Exercise: Copy every line of the data that includes the string "SARIMA".

Stored records
****************
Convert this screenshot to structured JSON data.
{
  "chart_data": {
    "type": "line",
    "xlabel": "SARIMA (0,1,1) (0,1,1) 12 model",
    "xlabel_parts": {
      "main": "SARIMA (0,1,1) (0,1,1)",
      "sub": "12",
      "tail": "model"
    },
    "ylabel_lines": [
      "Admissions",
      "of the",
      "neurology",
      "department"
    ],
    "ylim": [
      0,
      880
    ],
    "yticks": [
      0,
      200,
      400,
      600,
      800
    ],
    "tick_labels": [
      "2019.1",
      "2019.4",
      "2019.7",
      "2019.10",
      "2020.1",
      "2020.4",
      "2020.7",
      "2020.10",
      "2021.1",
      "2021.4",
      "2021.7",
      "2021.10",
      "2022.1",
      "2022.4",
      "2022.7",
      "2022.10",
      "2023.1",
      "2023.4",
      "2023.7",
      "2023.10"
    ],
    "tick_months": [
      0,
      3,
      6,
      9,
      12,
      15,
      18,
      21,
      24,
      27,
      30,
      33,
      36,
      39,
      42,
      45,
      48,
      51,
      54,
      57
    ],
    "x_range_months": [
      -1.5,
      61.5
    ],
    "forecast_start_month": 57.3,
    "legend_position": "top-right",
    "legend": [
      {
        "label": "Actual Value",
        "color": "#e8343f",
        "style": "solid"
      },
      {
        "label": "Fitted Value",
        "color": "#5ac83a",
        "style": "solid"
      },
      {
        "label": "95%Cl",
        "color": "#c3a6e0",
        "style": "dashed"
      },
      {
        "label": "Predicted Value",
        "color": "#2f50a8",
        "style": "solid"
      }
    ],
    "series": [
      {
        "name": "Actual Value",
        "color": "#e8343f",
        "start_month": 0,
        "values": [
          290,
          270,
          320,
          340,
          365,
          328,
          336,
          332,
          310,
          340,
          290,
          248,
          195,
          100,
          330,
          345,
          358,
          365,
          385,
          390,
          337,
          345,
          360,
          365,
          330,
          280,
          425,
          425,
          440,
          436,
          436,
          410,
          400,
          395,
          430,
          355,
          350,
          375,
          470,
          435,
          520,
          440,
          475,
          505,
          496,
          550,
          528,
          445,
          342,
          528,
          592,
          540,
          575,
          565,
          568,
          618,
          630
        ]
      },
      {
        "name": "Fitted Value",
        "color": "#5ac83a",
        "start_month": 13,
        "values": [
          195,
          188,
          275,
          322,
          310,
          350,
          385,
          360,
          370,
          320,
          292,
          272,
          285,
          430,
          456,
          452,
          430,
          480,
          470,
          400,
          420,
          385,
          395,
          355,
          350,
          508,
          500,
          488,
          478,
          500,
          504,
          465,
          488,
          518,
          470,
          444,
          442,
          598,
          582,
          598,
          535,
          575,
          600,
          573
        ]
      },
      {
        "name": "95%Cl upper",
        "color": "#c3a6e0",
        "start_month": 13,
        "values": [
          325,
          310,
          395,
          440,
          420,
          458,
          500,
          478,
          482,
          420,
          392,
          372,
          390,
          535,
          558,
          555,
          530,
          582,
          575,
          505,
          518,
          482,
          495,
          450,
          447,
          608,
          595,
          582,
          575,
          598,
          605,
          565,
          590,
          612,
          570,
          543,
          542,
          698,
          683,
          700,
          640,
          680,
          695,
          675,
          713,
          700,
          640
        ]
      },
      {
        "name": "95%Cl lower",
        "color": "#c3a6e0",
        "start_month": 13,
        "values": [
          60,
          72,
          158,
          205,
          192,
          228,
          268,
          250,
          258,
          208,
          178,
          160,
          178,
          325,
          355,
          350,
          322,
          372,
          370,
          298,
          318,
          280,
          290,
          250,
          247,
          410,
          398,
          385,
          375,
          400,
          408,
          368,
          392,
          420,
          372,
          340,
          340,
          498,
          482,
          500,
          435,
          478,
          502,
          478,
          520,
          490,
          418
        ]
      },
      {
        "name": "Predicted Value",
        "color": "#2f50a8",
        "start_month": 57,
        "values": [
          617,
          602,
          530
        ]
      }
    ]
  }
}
****************
Finished answer:
    "xlabel": "SARIMA (0,1,1) (0,1,1) 12 model",
      "main": "SARIMA (0,1,1) (0,1,1)",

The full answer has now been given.